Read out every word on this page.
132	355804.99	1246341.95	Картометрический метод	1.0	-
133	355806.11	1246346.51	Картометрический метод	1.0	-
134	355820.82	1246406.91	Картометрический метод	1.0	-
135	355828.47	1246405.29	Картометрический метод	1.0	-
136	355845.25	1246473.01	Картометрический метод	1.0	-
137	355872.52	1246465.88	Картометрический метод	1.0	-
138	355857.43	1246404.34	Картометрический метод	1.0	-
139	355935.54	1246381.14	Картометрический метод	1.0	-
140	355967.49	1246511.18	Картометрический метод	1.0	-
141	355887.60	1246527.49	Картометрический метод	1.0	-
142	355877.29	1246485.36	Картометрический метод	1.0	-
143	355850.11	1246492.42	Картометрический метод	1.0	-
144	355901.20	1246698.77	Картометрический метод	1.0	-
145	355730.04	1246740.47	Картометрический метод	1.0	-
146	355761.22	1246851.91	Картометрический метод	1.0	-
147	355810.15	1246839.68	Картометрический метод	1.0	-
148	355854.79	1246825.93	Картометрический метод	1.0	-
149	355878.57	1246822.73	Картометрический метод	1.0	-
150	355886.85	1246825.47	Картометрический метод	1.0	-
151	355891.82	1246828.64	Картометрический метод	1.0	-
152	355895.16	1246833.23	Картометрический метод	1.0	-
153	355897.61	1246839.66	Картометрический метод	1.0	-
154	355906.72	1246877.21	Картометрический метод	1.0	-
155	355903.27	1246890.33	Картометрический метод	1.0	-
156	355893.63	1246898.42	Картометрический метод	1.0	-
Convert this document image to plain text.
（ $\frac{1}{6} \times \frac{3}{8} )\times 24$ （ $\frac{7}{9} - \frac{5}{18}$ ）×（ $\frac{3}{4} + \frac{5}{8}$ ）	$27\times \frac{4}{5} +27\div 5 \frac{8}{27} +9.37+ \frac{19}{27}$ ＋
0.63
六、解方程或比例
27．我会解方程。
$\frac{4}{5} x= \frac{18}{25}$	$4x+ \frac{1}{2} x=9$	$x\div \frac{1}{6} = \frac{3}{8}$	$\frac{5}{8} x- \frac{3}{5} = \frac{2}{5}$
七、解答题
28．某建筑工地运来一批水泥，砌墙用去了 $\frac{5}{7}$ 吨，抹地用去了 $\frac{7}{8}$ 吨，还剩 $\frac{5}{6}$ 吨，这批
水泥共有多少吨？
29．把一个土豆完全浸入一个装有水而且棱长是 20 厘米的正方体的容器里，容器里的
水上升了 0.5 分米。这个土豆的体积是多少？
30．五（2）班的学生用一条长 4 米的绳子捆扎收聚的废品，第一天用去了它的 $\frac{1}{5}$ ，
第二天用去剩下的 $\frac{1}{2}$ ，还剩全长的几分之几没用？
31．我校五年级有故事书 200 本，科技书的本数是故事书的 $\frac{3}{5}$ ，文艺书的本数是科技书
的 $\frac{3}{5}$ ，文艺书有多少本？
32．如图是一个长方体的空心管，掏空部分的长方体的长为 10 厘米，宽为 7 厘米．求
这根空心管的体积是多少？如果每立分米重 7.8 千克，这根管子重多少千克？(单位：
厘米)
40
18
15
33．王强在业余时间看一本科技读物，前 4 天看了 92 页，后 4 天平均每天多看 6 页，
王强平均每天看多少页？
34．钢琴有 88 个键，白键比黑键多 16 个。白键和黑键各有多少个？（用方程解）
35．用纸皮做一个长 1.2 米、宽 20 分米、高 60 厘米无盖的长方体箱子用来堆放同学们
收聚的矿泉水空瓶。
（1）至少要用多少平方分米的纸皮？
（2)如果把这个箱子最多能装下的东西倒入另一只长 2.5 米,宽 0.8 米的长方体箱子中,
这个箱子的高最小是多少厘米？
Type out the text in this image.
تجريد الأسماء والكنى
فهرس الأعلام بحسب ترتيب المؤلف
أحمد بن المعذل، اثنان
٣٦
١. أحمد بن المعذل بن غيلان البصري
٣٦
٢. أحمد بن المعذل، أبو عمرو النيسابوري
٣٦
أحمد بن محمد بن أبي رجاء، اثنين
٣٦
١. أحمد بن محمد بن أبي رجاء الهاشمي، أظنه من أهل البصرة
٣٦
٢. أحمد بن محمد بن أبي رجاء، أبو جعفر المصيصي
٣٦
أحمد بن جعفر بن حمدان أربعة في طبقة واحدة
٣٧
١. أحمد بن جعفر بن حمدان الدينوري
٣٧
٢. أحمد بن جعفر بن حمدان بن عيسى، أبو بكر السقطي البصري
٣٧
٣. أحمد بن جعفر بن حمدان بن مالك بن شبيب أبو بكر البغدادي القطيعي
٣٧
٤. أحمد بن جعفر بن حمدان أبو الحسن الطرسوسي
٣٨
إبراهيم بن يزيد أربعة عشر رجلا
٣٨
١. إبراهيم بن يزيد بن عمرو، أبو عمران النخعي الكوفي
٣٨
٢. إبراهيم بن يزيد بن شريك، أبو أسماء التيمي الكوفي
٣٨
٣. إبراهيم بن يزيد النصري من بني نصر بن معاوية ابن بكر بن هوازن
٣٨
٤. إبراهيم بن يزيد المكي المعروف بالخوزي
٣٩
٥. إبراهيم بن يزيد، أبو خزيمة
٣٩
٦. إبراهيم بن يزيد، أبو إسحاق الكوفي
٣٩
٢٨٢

········

#### Required task:
Give the listing again, word for word.

#### Output below:
Read out every word on this page.
132	355804.99	1246341.95	Картометрический метод	1.0	-
133	355806.11	1246346.51	Картометрический метод	1.0	-
134	355820.82	1246406.91	Картометрический метод	1.0	-
135	355828.47	1246405.29	Картометрический метод	1.0	-
136	355845.25	1246473.01	Картометрический метод	1.0	-
137	355872.52	1246465.88	Картометрический метод	1.0	-
138	355857.43	1246404.34	Картометрический метод	1.0	-
139	355935.54	1246381.14	Картометрический метод	1.0	-
140	355967.49	1246511.18	Картометрический метод	1.0	-
141	355887.60	1246527.49	Картометрический метод	1.0	-
142	355877.29	1246485.36	Картометрический метод	1.0	-
143	355850.11	1246492.42	Картометрический метод	1.0	-
144	355901.20	1246698.77	Картометрический метод	1.0	-
145	355730.04	1246740.47	Картометрический метод	1.0	-
146	355761.22	1246851.91	Картометрический метод	1.0	-
147	355810.15	1246839.68	Картометрический метод	1.0	-
148	355854.79	1246825.93	Картометрический метод	1.0	-
149	355878.57	1246822.73	Картометрический метод	1.0	-
150	355886.85	1246825.47	Картометрический метод	1.0	-
151	355891.82	1246828.64	Картометрический метод	1.0	-
152	355895.16	1246833.23	Картометрический метод	1.0	-
153	355897.61	1246839.66	Картометрический метод	1.0	-
154	355906.72	1246877.21	Картометрический метод	1.0	-
155	355903.27	1246890.33	Картометрический метод	1.0	-
156	355893.63	1246898.42	Картометрический метод	1.0	-
Convert this document image to plain text.
（ $\frac{1}{6} \times \frac{3}{8} )\times 24$ （ $\frac{7}{9} - \frac{5}{18}$ ）×（ $\frac{3}{4} + \frac{5}{8}$ ）	$27\times \frac{4}{5} +27\div 5 \frac{8}{27} +9.37+ \frac{19}{27}$ ＋
0.63
六、解方程或比例
27．我会解方程。
$\frac{4}{5} x= \frac{18}{25}$	$4x+ \frac{1}{2} x=9$	$x\div \frac{1}{6} = \frac{3}{8}$	$\frac{5}{8} x- \frac{3}{5} = \frac{2}{5}$
七、解答题
28．某建筑工地运来一批水泥，砌墙用去了 $\frac{5}{7}$ 吨，抹地用去了 $\frac{7}{8}$ 吨，还剩 $\frac{5}{6}$ 吨，这批
水泥共有多少吨？
29．把一个土豆完全浸入一个装有水而且棱长是 20 厘米的正方体的容器里，容器里的
水上升了 0.5 分米。这个土豆的体积是多少？
30．五（2）班的学生用一条长 4 米的绳子捆扎收聚的废品，第一天用去了它的 $\frac{1}{5}$ ，
第二天用去剩下的 $\frac{1}{2}$ ，还剩全长的几分之几没用？
31．我校五年级有故事书 200 本，科技书的本数是故事书的 $\frac{3}{5}$ ，文艺书的本数是科技书
的 $\frac{3}{5}$ ，文艺书有多少本？
32．如图是一个长方体的空心管，掏空部分的长方体的长为 10 厘米，宽为 7 厘米．求
这根空心管的体积是多少？如果每立分米重 7.8 千克，这根管子重多少千克？(单位：
厘米)
40
18
15
33．王强在业余时间看一本科技读物，前 4 天看了 92 页，后 4 天平均每天多看 6 页，
王强平均每天看多少页？
34．钢琴有 88 个键，白键比黑键多 16 个。白键和黑键各有多少个？（用方程解）
35．用纸皮做一个长 1.2 米、宽 20 分米、高 60 厘米无盖的长方体箱子用来堆放同学们
收聚的矿泉水空瓶。
（1）至少要用多少平方分米的纸皮？
（2)如果把这个箱子最多能装下的东西倒入另一只长 2.5 米,宽 0.8 米的长方体箱子中,
这个箱子的高最小是多少厘米？
Type out the text in this image.
تجريد الأسماء والكنى
فهرس الأعلام بحسب ترتيب المؤلف
أحمد بن المعذل، اثنان
٣٦
١. أحمد بن المعذل بن غيلان البصري
٣٦
٢. أحمد بن المعذل، أبو عمرو النيسابوري
٣٦
أحمد بن محمد بن أبي رجاء، اثنين
٣٦
١. أحمد بن محمد بن أبي رجاء الهاشمي، أظنه من أهل البصرة
٣٦
٢. أحمد بن محمد بن أبي رجاء، أبو جعفر المصيصي
٣٦
أحمد بن جعفر بن حمدان أربعة في طبقة واحدة
٣٧
١. أحمد بن جعفر بن حمدان الدينوري
٣٧
٢. أحمد بن جعفر بن حمدان بن عيسى، أبو بكر السقطي البصري
٣٧
٣. أحمد بن جعفر بن حمدان بن مالك بن شبيب أبو بكر البغدادي القطيعي
٣٧
٤. أحمد بن جعفر بن حمدان أبو الحسن الطرسوسي
٣٨
إبراهيم بن يزيد أربعة عشر رجلا
٣٨
١. إبراهيم بن يزيد بن عمرو، أبو عمران النخعي الكوفي
٣٨
٢. إبراهيم بن يزيد بن شريك، أبو أسماء التيمي الكوفي
٣٨
٣. إبراهيم بن يزيد النصري من بني نصر بن معاوية ابن بكر بن هوازن
٣٨
٤. إبراهيم بن يزيد المكي المعروف بالخوزي
٣٩
٥. إبراهيم بن يزيد، أبو خزيمة
٣٩
٦. إبراهيم بن يزيد، أبو إسحاق الكوفي
٣٩
٢٨٢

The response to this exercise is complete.